Records excerpted from a collection
• • • • • • •
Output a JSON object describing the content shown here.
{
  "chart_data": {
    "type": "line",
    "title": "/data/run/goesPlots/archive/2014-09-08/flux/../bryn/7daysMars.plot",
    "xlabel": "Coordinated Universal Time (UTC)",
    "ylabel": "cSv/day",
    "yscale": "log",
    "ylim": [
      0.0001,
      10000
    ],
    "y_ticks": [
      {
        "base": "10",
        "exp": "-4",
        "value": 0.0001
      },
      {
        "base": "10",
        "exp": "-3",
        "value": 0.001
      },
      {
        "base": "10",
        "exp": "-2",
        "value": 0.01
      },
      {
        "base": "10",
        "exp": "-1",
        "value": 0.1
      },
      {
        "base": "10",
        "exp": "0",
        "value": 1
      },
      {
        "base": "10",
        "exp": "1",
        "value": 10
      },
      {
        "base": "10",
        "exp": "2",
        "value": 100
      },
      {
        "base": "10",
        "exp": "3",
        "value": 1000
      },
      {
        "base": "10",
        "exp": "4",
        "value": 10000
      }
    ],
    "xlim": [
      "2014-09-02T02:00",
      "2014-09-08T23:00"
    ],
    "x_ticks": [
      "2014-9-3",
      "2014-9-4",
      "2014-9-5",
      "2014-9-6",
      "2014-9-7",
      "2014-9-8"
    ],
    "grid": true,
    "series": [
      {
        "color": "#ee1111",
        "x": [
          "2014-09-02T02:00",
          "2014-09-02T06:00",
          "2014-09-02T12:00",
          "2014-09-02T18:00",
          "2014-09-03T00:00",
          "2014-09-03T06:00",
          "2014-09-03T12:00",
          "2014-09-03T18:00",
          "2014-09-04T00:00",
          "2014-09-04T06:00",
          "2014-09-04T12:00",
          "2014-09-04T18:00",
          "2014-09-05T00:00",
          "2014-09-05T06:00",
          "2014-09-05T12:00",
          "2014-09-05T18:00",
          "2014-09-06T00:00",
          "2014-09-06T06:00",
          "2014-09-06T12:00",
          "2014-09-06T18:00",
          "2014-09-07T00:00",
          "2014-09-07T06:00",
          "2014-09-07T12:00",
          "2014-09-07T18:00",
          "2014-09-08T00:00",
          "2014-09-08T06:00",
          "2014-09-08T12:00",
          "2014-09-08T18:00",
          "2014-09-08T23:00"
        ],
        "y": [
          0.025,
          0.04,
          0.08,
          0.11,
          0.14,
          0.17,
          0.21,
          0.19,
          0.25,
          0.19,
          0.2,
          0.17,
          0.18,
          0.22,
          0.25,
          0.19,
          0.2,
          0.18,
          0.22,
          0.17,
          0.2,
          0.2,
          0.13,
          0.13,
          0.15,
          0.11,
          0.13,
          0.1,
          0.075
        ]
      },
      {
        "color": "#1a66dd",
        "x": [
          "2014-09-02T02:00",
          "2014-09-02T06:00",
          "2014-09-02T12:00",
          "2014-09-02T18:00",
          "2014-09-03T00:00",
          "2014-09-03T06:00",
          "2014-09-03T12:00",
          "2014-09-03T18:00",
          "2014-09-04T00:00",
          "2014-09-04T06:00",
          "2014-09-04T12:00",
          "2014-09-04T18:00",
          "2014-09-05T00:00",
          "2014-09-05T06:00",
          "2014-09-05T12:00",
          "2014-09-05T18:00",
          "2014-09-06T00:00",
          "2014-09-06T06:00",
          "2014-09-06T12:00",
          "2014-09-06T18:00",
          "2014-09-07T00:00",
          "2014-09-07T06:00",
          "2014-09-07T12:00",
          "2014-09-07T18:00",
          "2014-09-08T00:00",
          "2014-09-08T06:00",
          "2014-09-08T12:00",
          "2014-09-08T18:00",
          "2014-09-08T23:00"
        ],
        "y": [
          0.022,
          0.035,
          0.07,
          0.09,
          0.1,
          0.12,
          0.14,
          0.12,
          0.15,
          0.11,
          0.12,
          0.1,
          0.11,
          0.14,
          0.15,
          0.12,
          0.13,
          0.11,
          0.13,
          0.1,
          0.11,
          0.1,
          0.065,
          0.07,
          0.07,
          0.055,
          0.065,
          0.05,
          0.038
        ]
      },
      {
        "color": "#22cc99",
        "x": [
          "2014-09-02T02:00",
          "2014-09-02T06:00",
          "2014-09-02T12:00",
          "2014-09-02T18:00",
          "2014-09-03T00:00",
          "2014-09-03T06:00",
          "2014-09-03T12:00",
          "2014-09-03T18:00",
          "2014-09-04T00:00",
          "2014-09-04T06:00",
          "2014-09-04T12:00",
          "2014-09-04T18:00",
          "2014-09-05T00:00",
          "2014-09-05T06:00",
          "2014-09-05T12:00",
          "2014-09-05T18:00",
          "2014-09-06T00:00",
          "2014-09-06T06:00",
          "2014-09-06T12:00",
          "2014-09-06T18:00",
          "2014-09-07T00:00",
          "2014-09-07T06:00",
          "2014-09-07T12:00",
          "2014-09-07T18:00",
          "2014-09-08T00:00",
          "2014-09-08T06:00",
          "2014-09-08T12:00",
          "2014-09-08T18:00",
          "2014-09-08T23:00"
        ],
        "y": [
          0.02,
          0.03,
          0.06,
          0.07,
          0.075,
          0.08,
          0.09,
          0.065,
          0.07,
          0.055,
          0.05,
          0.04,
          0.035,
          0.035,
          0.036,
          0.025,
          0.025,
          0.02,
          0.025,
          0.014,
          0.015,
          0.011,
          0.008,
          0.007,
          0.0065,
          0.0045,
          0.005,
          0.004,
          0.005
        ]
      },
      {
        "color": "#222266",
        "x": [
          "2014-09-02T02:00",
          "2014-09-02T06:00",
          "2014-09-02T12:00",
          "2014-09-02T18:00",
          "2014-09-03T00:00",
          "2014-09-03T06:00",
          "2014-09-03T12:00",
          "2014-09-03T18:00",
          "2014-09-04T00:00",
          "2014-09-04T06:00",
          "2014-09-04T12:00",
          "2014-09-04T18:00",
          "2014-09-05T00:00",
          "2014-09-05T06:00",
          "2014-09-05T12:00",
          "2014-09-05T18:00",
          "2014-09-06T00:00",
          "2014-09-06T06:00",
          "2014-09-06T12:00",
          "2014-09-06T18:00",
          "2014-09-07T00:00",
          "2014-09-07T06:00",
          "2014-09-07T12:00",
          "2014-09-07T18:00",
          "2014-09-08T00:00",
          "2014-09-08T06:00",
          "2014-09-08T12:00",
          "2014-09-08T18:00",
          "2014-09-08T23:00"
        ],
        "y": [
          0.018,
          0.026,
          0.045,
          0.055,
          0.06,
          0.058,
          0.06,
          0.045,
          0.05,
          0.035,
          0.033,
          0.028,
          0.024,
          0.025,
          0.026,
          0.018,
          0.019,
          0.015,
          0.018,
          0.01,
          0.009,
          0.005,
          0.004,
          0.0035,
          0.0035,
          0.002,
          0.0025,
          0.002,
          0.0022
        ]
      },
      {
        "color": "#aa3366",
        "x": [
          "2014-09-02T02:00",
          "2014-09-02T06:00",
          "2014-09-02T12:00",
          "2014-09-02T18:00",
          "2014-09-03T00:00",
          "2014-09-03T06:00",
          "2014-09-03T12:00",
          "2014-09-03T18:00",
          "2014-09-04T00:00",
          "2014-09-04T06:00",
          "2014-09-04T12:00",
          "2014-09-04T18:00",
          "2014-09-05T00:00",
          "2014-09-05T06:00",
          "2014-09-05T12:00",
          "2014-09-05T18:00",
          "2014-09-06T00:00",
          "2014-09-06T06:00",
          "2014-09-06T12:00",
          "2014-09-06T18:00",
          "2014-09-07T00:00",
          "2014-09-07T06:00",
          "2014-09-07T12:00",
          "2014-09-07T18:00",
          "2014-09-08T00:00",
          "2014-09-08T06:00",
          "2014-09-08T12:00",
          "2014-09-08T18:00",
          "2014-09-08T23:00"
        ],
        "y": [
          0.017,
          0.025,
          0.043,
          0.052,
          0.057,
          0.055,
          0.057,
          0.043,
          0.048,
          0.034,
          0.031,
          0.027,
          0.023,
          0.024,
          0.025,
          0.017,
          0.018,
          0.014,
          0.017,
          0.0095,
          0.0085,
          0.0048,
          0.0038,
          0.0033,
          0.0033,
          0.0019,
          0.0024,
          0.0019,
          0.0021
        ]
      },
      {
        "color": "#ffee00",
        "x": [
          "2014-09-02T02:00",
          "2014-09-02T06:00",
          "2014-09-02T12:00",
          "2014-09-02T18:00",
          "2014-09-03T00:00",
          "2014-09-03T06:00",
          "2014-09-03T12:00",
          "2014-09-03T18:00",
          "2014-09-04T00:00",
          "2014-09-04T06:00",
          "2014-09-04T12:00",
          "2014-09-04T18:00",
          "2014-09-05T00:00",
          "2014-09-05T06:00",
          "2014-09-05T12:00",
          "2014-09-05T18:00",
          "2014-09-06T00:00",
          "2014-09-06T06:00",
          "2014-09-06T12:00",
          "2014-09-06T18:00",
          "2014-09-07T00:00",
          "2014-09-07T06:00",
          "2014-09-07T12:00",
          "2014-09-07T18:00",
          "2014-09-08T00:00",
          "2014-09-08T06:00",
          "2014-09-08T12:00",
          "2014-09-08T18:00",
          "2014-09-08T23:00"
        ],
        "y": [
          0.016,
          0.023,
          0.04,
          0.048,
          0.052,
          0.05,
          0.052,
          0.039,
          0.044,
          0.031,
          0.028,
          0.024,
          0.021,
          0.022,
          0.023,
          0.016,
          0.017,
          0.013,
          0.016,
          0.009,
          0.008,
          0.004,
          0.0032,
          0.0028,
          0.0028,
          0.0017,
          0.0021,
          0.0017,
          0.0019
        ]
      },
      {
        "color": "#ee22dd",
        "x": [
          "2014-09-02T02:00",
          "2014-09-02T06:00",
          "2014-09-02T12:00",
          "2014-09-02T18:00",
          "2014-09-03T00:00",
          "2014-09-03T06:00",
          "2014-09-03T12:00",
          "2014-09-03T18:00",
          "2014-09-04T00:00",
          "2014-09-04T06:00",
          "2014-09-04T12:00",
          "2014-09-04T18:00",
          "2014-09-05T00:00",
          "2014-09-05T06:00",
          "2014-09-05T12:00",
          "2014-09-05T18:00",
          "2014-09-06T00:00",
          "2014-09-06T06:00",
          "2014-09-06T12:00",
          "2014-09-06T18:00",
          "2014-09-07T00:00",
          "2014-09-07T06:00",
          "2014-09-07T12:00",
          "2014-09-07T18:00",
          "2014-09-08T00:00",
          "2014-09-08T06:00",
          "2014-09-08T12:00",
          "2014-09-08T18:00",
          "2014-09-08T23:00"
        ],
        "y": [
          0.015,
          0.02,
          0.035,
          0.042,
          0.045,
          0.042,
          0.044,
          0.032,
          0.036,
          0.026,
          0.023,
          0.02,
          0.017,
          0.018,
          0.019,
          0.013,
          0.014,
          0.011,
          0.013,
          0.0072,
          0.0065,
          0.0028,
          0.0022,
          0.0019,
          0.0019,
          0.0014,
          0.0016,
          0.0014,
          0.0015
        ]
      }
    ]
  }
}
• • • • • • •
Extract each line holding the word "value" from the records.

        "value": 0.0001
        "value": 0.001
        "value": 0.01
        "value": 0.1
        "value": 1
        "value": 10
        "value": 100
        "value": 1000
        "value": 10000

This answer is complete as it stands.